** begin **

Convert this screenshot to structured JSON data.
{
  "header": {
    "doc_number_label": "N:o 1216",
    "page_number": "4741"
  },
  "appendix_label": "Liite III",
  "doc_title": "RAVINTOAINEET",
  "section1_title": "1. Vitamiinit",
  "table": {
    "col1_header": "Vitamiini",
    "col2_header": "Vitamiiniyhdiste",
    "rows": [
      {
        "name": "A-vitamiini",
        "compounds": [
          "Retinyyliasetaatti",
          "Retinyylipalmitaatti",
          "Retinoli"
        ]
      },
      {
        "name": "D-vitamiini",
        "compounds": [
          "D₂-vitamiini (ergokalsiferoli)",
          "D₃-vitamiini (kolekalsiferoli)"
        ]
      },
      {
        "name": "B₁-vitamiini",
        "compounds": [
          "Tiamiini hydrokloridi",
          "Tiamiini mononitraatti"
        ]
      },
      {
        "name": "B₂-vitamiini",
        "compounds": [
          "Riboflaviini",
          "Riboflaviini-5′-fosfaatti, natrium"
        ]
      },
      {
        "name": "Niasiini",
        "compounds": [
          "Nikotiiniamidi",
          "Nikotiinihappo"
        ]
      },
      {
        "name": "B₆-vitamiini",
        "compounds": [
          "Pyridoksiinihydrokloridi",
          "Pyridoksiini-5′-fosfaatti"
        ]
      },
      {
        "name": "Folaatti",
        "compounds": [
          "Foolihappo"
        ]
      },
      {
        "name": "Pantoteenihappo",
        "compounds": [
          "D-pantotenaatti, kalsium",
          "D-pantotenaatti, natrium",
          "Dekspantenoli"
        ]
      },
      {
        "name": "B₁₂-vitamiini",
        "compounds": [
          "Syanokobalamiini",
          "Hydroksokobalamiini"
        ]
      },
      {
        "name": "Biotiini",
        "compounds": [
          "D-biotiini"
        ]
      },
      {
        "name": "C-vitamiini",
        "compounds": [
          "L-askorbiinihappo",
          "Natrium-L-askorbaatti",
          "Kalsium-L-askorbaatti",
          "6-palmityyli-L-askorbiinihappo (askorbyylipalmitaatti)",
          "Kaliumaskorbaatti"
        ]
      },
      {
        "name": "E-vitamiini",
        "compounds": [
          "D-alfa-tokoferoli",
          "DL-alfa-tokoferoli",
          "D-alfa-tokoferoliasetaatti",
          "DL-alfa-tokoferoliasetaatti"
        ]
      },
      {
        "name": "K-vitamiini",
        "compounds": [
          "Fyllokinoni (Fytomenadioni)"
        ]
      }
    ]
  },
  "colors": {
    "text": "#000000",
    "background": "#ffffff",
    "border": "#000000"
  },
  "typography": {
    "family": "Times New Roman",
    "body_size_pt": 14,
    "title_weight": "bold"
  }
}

** end **

Copy each line above containing the string "alfa".

          "D-alfa-tokoferoli",
          "DL-alfa-tokoferoli",
          "D-alfa-tokoferoliasetaatti",
          "DL-alfa-tokoferoliasetaatti"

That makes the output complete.